● FONTE
⁂
AMARCORD

por Antonio Romane

Tantas as memórias do Cine Ourinhos que me perco num labirinto de imagens e pessoas desde minha mais tenra idade. Explico: não me lembro da primeira vez que vi um filme, pois minha mãe, Marina, me levava ao cinema desde bem antes que eu tivesse cinco anos de idade. Certamente veio dela essa minha paixão, bem como pela leitura.

Lembro-me, desse tempo, de uma cena em que alguns tipos de chapéu (bandidos!) enfiavam umas pessoas, sob a mira de revolveres, nuns tambores. Os tambores eram vedados a marteladas. Depois, eram levados por um caminhão e rolados para a água (rio? lago? mar?).

Não me lembro de ter ficado assustado com a violência — porque devo ter percebido que era violência, tanto que as imagens ficaram gravadas em minha mente. E eu sabia o que era um revólver. Não me lembro de nenhuma outra cena daquele filme. Teria eu dormido no colo de minha mãe?

Tenho uma lembrança especial do Pinóquio de Disney: o lobo come a maçã do boneco, e come com tanto prazer que a cada mordida escorre suco da fruta… Eu passava em frente a uma quitanda de japoneses, via aquelas maçãs argentinas vermelhas a me sorrir — mas cadê dinheiro pra comprar uma? Demorei para perceber que aquela maçã sumarenta era impossível.

___continua___

         Não me lembro dos filmes que vi acompanhado dos meus tios Amália e Geraldo, nas noites de domingo, mas ainda sinto o perfume da dama da noite que se espraiava no alto do muro da casa de esquina do armazém dos Zanotto, na praça Mello Peixoto. Então meus tios paravam na esquina da rua São Paulo onde havia uma casa de sucos. Ô delícia![1]

Era sempre aos domingos, e eu distinguia vesperal e matinê. Lembro-me da troca de gibis (eu preferia os “desenhos”) na porta do cinema, só podíamos entrar com três nas mãos, mas escondíamos alguns por baixo da camisa – se o gordo Tufi pegasse, adeus Pinduca e Bolinha. O que fazia o Tufi além de colecionar tanto gibi tomado? O filme não importava muito, mais importante era a sequência do seriado: será que o mocinho vai salvar a mocinha? Ah, eu adorava o Gordo e o Magro. Aliás, continuo adorando. E tinha também Oscarito e Grande Otelo.
⁂
● DADOS FORNECIDOS
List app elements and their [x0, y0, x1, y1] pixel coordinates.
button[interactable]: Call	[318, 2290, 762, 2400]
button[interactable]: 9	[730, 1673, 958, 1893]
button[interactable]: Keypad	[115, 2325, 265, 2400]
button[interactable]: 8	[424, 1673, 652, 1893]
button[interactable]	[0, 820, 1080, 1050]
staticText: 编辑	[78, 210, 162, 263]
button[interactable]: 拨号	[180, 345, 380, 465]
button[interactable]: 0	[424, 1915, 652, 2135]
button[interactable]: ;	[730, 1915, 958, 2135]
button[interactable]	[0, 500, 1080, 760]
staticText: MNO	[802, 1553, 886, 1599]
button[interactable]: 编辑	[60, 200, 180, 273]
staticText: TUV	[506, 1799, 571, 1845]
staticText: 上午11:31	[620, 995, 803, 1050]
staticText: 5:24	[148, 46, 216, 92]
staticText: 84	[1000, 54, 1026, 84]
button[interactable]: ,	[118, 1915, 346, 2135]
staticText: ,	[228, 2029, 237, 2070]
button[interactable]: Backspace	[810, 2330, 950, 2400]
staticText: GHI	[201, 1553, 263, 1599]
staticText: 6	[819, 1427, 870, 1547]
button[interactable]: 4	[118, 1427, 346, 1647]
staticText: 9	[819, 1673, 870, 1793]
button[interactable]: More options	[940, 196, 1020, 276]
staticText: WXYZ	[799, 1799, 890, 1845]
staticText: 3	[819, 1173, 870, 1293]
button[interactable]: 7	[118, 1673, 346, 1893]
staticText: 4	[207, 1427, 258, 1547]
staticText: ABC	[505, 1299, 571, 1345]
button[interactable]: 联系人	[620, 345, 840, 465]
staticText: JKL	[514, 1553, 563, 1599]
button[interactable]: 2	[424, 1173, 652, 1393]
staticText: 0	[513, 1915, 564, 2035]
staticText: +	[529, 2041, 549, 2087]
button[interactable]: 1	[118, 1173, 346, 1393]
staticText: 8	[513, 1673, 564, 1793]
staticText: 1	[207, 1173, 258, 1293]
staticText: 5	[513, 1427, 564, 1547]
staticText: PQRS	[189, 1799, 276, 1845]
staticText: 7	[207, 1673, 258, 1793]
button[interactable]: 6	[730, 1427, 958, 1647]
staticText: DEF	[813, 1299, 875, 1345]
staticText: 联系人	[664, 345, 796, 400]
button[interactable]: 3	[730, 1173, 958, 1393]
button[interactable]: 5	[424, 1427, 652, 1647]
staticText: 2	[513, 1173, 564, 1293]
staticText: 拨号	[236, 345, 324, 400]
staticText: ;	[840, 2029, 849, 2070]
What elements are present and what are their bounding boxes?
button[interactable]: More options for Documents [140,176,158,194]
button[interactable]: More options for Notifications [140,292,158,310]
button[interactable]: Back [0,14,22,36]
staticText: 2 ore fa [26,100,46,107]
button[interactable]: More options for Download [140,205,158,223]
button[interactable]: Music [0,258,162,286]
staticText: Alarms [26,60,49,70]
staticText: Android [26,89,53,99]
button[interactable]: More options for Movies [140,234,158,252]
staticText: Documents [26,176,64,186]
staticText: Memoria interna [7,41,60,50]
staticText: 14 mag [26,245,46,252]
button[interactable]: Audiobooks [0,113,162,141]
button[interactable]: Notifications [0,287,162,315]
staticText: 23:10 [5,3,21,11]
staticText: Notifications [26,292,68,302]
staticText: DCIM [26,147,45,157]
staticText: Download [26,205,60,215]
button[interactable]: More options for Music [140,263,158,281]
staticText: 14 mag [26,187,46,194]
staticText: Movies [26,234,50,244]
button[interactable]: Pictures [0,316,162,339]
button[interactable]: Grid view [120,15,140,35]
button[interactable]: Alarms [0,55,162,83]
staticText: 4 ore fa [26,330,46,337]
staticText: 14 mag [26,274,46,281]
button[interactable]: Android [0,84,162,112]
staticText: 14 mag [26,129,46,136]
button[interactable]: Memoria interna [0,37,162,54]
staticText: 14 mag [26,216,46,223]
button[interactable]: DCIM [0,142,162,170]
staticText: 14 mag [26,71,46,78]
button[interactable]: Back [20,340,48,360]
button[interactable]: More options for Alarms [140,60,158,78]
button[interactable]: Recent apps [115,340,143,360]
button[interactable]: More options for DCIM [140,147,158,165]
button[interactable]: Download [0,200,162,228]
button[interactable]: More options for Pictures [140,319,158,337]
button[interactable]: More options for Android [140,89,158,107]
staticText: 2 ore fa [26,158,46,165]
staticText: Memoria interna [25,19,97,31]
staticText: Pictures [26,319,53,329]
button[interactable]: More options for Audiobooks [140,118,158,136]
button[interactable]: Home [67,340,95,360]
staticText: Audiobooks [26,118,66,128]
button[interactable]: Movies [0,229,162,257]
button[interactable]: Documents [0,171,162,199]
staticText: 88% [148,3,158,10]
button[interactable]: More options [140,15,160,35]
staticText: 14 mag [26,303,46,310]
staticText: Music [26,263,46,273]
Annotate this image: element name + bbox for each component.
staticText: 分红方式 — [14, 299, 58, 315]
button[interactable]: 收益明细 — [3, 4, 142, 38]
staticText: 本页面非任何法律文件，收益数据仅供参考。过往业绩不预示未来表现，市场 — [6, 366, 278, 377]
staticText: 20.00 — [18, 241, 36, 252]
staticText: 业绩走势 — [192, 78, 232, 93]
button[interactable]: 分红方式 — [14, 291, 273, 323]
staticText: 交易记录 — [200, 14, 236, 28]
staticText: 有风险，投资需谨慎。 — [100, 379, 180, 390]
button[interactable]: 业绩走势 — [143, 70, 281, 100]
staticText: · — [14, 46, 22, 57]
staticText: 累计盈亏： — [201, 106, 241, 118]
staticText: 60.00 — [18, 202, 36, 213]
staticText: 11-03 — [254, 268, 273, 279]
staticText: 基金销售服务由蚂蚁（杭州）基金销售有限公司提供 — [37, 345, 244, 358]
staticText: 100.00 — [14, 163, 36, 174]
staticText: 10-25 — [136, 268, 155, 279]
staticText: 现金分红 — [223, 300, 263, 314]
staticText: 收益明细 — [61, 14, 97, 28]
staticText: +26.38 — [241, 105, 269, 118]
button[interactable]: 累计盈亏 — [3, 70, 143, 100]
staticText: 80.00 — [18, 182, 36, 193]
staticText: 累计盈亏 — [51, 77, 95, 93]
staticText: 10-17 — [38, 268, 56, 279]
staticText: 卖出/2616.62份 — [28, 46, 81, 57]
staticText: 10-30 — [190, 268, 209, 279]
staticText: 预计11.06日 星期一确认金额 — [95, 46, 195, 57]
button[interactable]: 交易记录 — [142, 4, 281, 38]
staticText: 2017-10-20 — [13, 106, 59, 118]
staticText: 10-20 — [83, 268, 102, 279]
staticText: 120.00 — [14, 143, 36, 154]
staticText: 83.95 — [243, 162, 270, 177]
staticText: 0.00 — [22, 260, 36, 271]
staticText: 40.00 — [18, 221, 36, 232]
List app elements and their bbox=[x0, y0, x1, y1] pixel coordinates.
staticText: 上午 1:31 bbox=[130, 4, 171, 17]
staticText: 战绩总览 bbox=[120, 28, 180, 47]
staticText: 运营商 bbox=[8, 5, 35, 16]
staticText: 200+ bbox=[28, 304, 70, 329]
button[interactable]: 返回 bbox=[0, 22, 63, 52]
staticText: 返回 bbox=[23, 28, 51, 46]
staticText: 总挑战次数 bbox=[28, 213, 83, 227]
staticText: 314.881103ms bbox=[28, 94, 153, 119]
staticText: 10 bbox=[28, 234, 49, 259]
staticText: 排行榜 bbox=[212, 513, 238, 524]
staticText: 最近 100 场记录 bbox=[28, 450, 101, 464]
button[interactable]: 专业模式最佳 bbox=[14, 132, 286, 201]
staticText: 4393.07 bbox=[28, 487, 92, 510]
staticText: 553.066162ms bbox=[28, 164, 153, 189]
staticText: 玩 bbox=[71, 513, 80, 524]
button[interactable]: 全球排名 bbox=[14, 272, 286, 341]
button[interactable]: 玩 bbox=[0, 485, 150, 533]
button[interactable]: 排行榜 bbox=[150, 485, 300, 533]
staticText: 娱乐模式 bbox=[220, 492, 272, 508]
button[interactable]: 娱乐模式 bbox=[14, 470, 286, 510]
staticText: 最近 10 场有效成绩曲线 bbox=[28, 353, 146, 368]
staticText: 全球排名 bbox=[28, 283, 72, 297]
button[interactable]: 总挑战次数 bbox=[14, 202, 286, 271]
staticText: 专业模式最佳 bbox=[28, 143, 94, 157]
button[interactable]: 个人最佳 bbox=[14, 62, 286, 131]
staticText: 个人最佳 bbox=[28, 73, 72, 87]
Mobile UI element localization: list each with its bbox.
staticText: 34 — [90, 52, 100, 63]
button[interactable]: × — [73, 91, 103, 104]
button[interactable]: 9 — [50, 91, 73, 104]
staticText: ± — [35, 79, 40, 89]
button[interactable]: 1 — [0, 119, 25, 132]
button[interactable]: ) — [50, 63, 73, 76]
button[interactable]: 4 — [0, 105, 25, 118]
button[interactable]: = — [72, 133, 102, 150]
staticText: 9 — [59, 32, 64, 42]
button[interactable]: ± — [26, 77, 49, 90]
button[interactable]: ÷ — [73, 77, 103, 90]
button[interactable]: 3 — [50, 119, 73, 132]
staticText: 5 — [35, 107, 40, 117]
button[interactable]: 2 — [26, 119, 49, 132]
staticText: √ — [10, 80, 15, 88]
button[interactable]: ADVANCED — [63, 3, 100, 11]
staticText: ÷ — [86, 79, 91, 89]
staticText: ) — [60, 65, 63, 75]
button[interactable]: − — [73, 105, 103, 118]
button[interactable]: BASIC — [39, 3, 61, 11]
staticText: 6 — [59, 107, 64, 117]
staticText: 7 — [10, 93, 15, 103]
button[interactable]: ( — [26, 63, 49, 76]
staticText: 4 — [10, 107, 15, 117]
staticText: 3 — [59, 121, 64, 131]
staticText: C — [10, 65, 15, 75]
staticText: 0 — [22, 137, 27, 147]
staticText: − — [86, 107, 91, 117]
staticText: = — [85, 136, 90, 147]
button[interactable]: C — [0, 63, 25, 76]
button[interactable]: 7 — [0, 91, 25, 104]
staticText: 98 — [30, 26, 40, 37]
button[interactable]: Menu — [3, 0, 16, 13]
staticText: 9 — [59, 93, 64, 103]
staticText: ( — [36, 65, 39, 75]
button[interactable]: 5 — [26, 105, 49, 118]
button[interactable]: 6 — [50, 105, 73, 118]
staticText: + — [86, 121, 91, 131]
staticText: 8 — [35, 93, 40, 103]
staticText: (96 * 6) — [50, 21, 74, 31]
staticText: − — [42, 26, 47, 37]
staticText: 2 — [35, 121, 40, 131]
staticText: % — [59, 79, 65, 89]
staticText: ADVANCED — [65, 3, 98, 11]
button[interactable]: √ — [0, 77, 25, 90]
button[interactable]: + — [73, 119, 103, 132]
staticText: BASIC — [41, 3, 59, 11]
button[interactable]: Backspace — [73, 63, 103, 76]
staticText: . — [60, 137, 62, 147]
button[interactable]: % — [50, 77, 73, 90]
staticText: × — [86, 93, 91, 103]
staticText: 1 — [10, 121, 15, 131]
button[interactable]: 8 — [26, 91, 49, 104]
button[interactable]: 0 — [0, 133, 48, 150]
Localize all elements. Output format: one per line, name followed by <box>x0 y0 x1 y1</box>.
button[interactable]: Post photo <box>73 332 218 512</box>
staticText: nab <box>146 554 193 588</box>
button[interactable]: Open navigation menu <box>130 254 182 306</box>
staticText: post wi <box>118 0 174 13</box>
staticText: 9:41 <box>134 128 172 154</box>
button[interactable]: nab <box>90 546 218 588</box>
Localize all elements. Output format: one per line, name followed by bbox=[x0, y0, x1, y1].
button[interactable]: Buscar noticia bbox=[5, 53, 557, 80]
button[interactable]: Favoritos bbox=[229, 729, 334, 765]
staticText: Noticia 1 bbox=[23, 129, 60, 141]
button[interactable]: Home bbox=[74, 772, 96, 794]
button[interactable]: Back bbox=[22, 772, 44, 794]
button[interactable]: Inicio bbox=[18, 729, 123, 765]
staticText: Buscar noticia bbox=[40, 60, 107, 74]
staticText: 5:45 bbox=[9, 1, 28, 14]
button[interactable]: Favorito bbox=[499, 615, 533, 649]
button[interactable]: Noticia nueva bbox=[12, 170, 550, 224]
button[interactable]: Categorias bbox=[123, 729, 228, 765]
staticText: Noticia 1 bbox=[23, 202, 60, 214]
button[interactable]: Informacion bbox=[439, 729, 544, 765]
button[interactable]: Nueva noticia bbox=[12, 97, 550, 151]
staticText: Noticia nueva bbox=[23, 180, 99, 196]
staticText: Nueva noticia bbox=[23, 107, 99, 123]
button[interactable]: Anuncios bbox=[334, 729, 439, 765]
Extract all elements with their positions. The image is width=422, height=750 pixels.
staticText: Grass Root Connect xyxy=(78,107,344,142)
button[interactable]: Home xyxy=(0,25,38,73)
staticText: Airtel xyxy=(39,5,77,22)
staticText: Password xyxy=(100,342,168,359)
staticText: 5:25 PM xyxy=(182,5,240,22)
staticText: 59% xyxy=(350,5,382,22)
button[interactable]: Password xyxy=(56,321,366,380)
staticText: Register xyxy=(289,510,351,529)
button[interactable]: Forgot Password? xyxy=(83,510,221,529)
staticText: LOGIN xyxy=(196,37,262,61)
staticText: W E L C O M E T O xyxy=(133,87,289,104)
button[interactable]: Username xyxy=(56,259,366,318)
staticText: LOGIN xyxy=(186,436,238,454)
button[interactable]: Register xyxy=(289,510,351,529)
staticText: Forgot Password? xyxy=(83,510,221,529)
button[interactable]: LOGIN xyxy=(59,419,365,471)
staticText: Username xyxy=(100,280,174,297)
⁂
● ENUNCIADO 1
Liste os familiares mencionados pelo nome nas memórias sobre o Cine Ourinhos, indicando o parentesco de cada um.
● ENUNCIADO 2
Reproduza as linhas da listagem desde o seu início até a linha que contém "210, 162, 263]", inclusive.

● RESPOSTA CORRETA 1
Marina (mãe)
Amália (tia)
Geraldo (tio)

● RESPOSTA CORRETA 2
List app elements and their [x0, y0, x1, y1] pixel coordinates.
button[interactable]: Call	[318, 2290, 762, 2400]
button[interactable]: 9	[730, 1673, 958, 1893]
button[interactable]: Keypad	[115, 2325, 265, 2400]
button[interactable]: 8	[424, 1673, 652, 1893]
button[interactable]	[0, 820, 1080, 1050]
staticText: 编辑	[78, 210, 162, 263]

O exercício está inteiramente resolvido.